GIVEN EXERCISE
Skip every image and restate the data word for word.
** start of GIVEN INFORMATION **
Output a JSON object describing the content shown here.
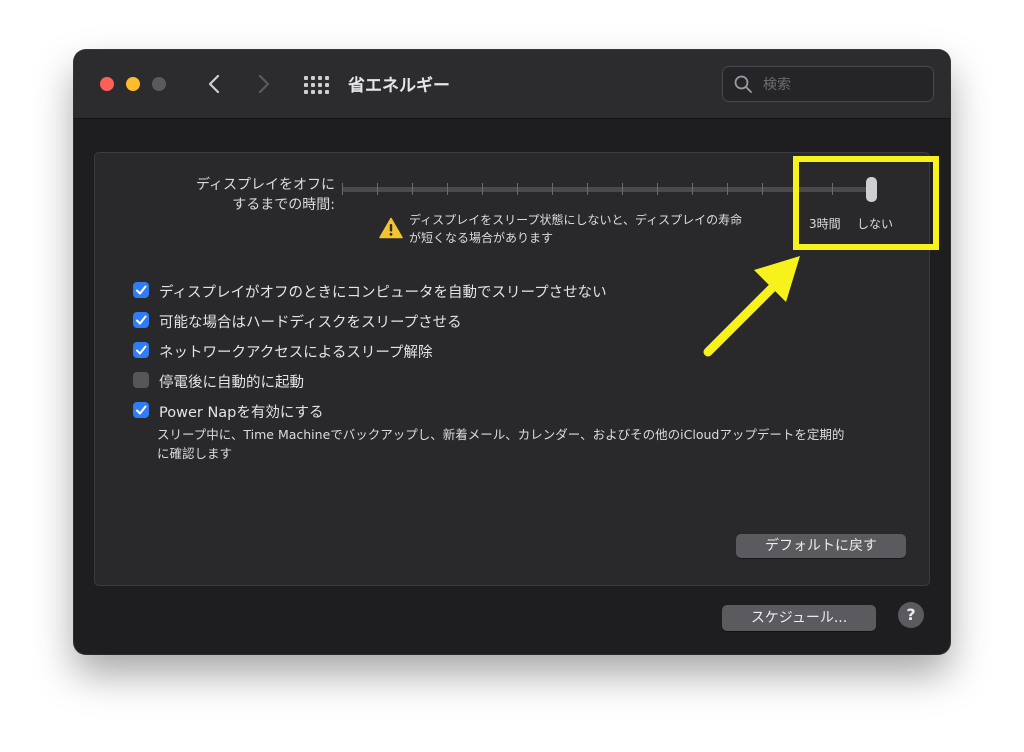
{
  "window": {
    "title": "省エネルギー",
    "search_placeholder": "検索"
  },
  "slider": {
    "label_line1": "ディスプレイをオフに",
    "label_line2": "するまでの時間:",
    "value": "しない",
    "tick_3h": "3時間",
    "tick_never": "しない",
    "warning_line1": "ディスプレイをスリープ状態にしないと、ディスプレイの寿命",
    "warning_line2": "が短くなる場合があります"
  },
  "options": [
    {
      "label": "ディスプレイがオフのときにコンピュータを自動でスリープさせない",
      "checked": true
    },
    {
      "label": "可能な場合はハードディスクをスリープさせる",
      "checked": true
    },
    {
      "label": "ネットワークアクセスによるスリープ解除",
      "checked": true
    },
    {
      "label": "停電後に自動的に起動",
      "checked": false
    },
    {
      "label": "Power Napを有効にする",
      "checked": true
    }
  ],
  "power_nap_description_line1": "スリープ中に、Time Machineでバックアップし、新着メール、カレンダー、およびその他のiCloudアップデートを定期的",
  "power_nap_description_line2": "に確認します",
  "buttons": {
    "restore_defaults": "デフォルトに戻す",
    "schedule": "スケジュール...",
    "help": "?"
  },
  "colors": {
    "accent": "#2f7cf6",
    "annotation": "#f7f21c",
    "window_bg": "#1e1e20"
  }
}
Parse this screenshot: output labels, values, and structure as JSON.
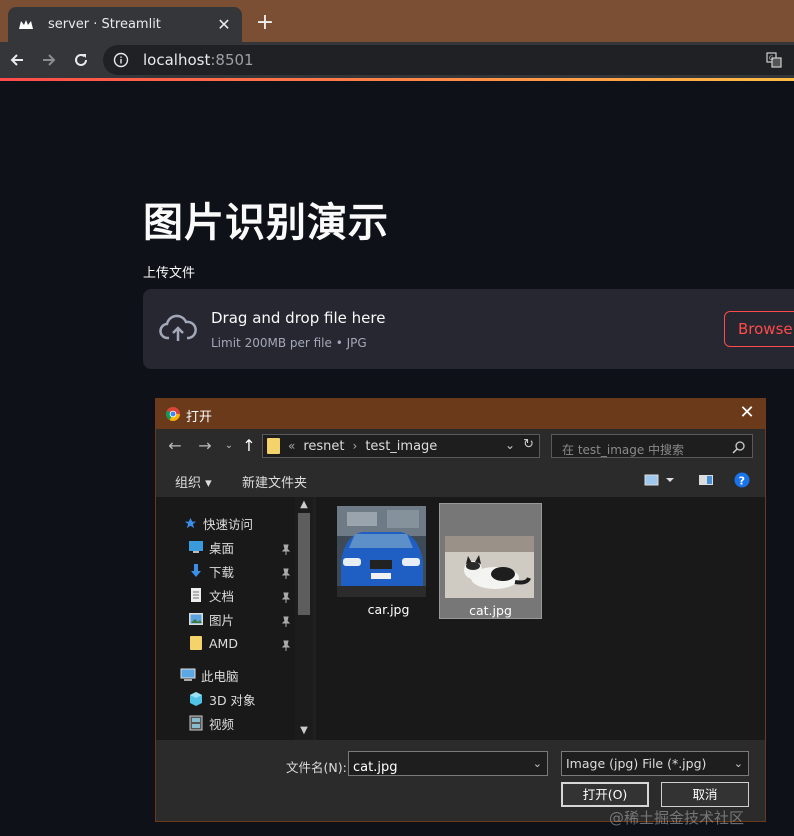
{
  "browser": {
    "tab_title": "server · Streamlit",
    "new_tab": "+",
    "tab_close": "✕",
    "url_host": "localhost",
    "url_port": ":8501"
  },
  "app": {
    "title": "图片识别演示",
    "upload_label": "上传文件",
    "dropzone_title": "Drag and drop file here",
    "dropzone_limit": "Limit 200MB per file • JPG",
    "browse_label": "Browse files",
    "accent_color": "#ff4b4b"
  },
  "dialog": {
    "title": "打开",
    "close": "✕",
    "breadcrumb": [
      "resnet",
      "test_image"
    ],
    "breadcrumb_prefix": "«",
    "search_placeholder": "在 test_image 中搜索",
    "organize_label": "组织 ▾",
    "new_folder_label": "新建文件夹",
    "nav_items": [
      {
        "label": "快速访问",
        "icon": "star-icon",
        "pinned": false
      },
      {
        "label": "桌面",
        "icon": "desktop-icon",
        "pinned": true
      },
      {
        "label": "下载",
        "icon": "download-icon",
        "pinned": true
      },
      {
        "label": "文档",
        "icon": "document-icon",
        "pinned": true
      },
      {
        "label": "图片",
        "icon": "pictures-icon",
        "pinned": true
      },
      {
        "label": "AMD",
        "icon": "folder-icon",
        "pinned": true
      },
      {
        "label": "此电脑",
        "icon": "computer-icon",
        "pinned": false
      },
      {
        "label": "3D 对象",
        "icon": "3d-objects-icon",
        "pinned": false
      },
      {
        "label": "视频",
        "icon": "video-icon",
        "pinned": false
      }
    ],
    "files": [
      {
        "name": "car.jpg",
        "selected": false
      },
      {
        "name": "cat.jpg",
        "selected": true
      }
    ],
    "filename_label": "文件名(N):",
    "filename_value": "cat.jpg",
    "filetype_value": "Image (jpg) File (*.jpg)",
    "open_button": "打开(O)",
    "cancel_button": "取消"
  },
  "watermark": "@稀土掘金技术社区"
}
** end of GIVEN INFORMATION **
OUTPUT FOR THIS EXERCISE
Output a JSON object describing the content shown here.
{
  "window": {
    "title": "省エネルギー",
    "search_placeholder": "検索"
  },
  "slider": {
    "label_line1": "ディスプレイをオフに",
    "label_line2": "するまでの時間:",
    "value": "しない",
    "tick_3h": "3時間",
    "tick_never": "しない",
    "warning_line1": "ディスプレイをスリープ状態にしないと、ディスプレイの寿命",
    "warning_line2": "が短くなる場合があります"
  },
  "options": [
    {
      "label": "ディスプレイがオフのときにコンピュータを自動でスリープさせない",
      "checked": true
    },
    {
      "label": "可能な場合はハードディスクをスリープさせる",
      "checked": true
    },
    {
      "label": "ネットワークアクセスによるスリープ解除",
      "checked": true
    },
    {
      "label": "停電後に自動的に起動",
      "checked": false
    },
    {
      "label": "Power Napを有効にする",
      "checked": true
    }
  ],
  "power_nap_description_line1": "スリープ中に、Time Machineでバックアップし、新着メール、カレンダー、およびその他のiCloudアップデートを定期的",
  "power_nap_description_line2": "に確認します",
  "buttons": {
    "restore_defaults": "デフォルトに戻す",
    "schedule": "スケジュール...",
    "help": "?"
  },
  "colors": {
    "accent": "#2f7cf6",
    "annotation": "#f7f21c",
    "window_bg": "#1e1e20"
  }
}
Parse this screenshot: output labels, values, and structure as JSON.
{
  "browser": {
    "tab_title": "server · Streamlit",
    "new_tab": "+",
    "tab_close": "✕",
    "url_host": "localhost",
    "url_port": ":8501"
  },
  "app": {
    "title": "图片识别演示",
    "upload_label": "上传文件",
    "dropzone_title": "Drag and drop file here",
    "dropzone_limit": "Limit 200MB per file • JPG",
    "browse_label": "Browse files",
    "accent_color": "#ff4b4b"
  },
  "dialog": {
    "title": "打开",
    "close": "✕",
    "breadcrumb": [
      "resnet",
      "test_image"
    ],
    "breadcrumb_prefix": "«",
    "search_placeholder": "在 test_image 中搜索",
    "organize_label": "组织 ▾",
    "new_folder_label": "新建文件夹",
    "nav_items": [
      {
        "label": "快速访问",
        "icon": "star-icon",
        "pinned": false
      },
      {
        "label": "桌面",
        "icon": "desktop-icon",
        "pinned": true
      },
      {
        "label": "下载",
        "icon": "download-icon",
        "pinned": true
      },
      {
        "label": "文档",
        "icon": "document-icon",
        "pinned": true
      },
      {
        "label": "图片",
        "icon": "pictures-icon",
        "pinned": true
      },
      {
        "label": "AMD",
        "icon": "folder-icon",
        "pinned": true
      },
      {
        "label": "此电脑",
        "icon": "computer-icon",
        "pinned": false
      },
      {
        "label": "3D 对象",
        "icon": "3d-objects-icon",
        "pinned": false
      },
      {
        "label": "视频",
        "icon": "video-icon",
        "pinned": false
      }
    ],
    "files": [
      {
        "name": "car.jpg",
        "selected": false
      },
      {
        "name": "cat.jpg",
        "selected": true
      }
    ],
    "filename_label": "文件名(N):",
    "filename_value": "cat.jpg",
    "filetype_value": "Image (jpg) File (*.jpg)",
    "open_button": "打开(O)",
    "cancel_button": "取消"
  },
  "watermark": "@稀土掘金技术社区"
}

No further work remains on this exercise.